## Start

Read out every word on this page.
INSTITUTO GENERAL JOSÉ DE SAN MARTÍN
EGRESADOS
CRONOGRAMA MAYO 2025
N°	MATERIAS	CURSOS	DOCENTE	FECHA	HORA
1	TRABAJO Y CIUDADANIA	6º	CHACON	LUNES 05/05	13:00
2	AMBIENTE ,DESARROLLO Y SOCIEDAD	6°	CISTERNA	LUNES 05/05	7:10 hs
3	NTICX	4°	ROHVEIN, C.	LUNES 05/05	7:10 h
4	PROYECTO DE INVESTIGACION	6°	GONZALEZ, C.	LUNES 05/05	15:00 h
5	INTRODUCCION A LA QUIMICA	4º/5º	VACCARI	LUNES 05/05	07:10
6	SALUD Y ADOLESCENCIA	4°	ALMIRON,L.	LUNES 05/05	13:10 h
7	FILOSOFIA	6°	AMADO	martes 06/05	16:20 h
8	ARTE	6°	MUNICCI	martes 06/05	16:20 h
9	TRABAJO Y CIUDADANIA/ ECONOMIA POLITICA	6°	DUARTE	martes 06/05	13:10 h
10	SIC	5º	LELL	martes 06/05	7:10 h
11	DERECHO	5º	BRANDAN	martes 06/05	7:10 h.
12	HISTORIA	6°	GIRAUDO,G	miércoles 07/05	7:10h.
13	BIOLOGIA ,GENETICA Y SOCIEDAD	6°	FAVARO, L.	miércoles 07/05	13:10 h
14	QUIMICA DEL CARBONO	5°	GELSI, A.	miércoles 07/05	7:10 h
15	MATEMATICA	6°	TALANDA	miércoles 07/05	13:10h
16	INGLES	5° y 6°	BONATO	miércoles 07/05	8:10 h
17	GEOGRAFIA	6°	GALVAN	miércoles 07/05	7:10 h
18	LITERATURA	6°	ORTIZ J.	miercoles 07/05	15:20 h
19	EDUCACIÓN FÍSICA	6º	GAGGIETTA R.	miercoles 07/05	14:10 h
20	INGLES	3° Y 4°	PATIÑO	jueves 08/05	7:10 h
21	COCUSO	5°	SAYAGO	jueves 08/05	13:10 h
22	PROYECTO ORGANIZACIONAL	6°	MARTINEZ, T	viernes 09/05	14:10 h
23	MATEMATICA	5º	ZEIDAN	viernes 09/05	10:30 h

## End
## Start

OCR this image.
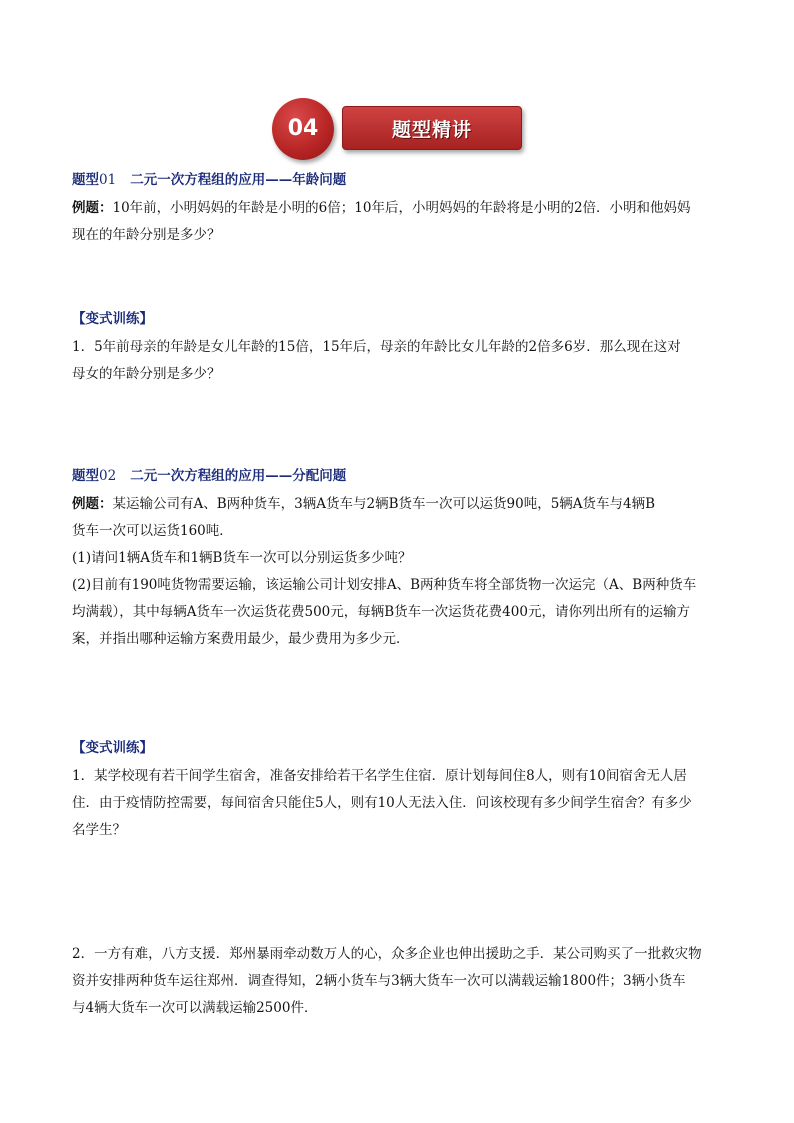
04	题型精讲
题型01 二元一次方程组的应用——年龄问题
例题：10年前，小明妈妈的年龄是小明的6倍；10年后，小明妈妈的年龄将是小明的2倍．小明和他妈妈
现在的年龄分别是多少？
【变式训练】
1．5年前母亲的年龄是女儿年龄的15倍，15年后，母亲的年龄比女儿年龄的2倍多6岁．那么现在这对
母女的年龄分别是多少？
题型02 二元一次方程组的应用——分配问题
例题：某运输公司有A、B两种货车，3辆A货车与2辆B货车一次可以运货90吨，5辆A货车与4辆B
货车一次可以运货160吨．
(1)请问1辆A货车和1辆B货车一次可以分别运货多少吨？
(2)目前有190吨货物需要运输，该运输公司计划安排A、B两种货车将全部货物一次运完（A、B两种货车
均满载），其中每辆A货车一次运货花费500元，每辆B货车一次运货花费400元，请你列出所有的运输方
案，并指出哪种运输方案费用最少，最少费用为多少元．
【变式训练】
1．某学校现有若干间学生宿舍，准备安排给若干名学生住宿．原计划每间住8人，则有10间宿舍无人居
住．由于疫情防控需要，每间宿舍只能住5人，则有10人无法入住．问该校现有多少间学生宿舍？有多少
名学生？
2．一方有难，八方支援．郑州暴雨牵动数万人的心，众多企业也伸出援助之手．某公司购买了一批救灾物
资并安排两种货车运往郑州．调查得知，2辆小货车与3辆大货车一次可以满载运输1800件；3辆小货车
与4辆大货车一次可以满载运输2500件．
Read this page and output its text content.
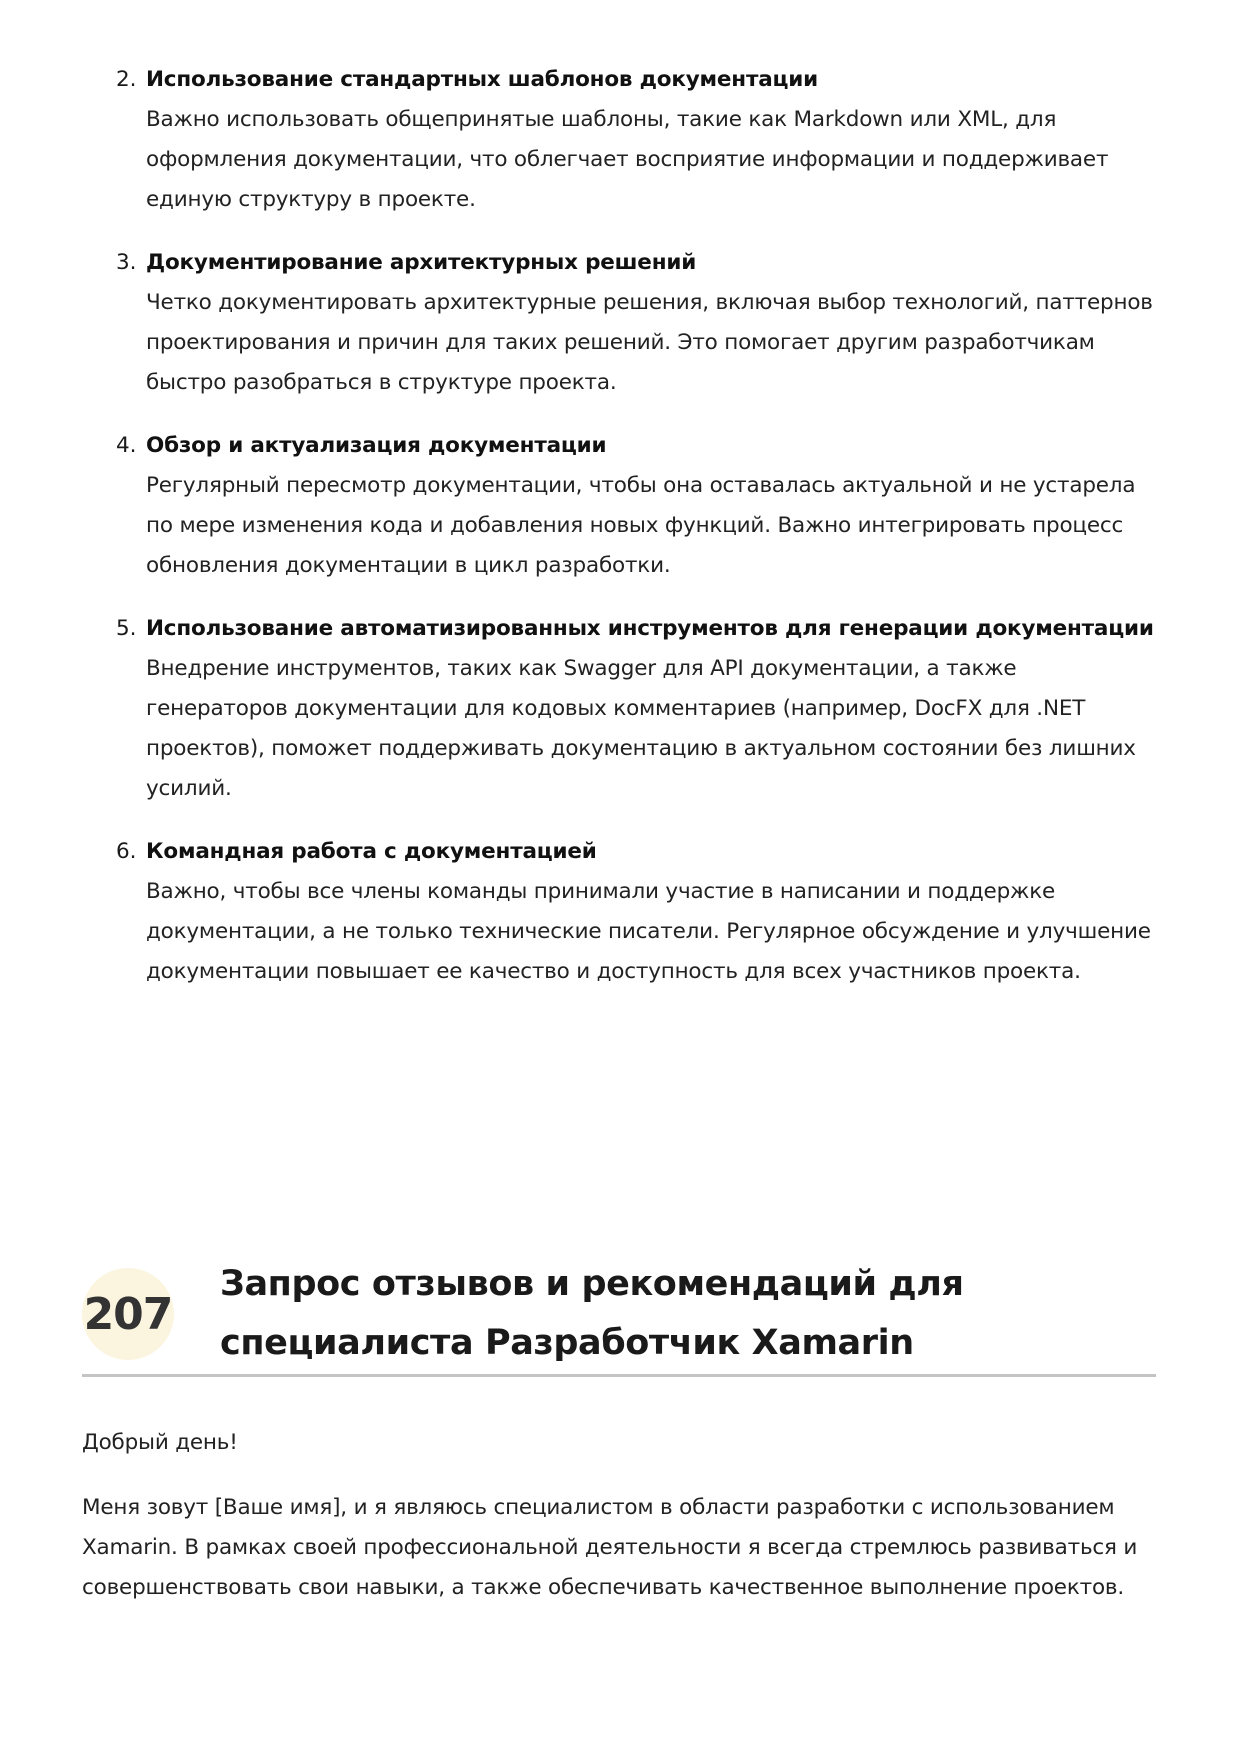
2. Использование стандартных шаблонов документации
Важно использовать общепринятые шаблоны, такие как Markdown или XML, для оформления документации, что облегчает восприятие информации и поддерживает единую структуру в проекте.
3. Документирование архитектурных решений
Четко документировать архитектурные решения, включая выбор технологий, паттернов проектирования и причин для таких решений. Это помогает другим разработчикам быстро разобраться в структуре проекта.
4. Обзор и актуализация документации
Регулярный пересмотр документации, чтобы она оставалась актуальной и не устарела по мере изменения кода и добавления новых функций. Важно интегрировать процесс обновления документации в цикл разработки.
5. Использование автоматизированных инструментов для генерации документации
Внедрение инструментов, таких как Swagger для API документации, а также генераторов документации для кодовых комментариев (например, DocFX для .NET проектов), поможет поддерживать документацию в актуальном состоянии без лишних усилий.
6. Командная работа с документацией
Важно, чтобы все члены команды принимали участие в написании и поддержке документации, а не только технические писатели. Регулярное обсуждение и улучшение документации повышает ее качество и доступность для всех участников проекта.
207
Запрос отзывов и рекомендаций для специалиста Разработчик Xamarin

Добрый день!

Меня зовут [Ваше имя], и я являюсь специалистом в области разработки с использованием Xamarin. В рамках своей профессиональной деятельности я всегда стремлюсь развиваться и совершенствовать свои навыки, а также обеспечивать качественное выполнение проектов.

## End

SET TASK - Return all lines of the material above in which the word "viernes" occurs.

RESPONSE -
22	PROYECTO ORGANIZACIONAL	6°	MARTINEZ, T	viernes 09/05	14:10 h
23	MATEMATICA	5º	ZEIDAN	viernes 09/05	10:30 h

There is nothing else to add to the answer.